◆ TASK BRIEF
Set down the records once more, please, exactly and with the pictures left out.

◆ MATERIAL PROVIDED

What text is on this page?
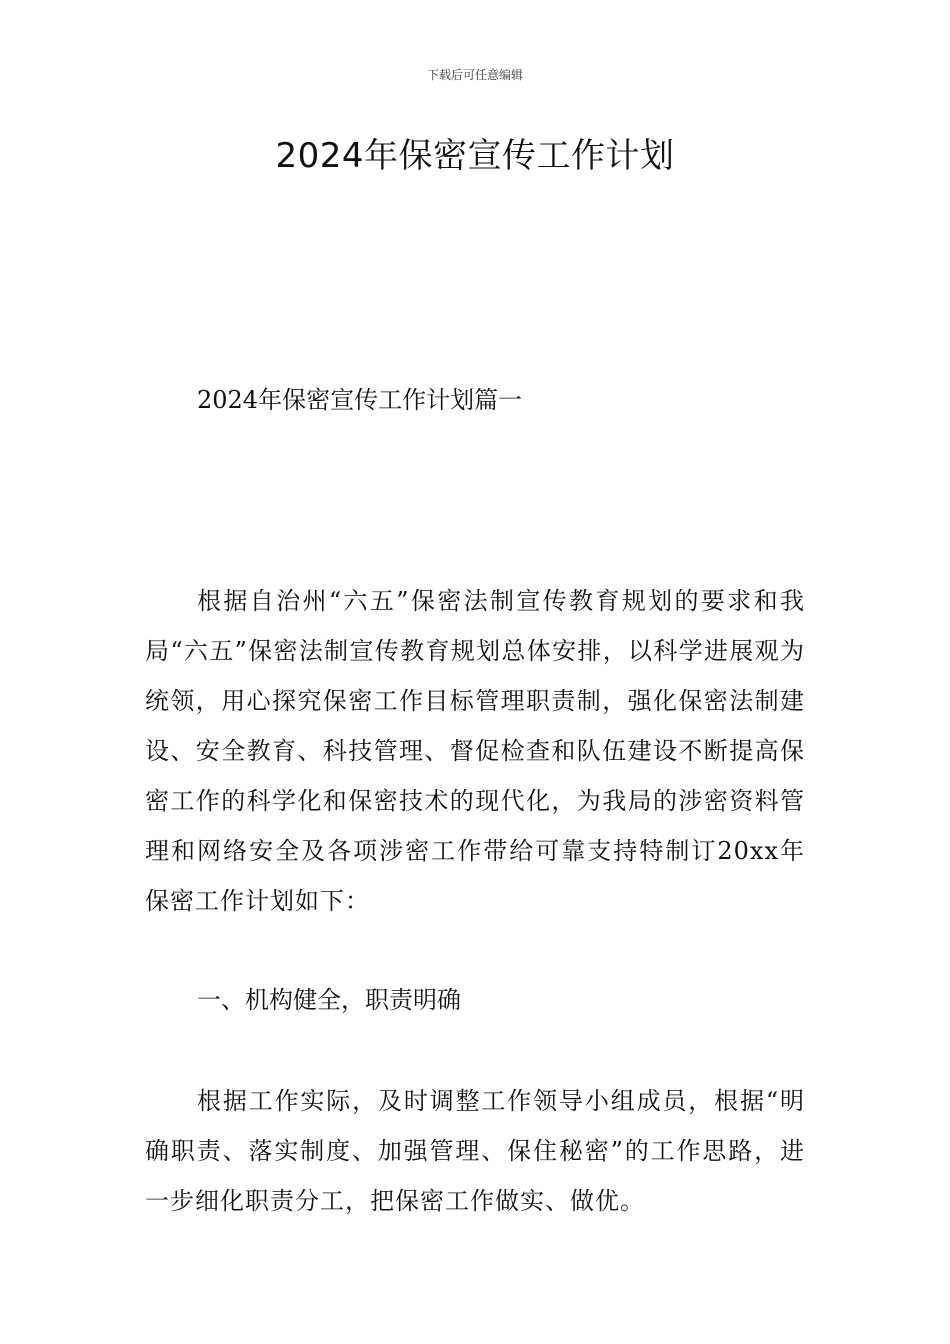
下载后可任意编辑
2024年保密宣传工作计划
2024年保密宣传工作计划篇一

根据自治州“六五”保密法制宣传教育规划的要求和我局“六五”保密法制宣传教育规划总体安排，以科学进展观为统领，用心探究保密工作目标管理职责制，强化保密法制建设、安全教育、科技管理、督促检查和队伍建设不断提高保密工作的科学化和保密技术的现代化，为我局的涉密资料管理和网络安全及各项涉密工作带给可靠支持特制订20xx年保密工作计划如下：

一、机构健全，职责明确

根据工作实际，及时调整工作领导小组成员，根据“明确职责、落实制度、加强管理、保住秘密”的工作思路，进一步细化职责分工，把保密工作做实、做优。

◆ IN RESPONSE
What text is on this page?
下载后可任意编辑
2024年保密宣传工作计划
2024年保密宣传工作计划篇一

根据自治州“六五”保密法制宣传教育规划的要求和我局“六五”保密法制宣传教育规划总体安排，以科学进展观为统领，用心探究保密工作目标管理职责制，强化保密法制建设、安全教育、科技管理、督促检查和队伍建设不断提高保密工作的科学化和保密技术的现代化，为我局的涉密资料管理和网络安全及各项涉密工作带给可靠支持特制订20xx年保密工作计划如下：

一、机构健全，职责明确

根据工作实际，及时调整工作领导小组成员，根据“明确职责、落实制度、加强管理、保住秘密”的工作思路，进一步细化职责分工，把保密工作做实、做优。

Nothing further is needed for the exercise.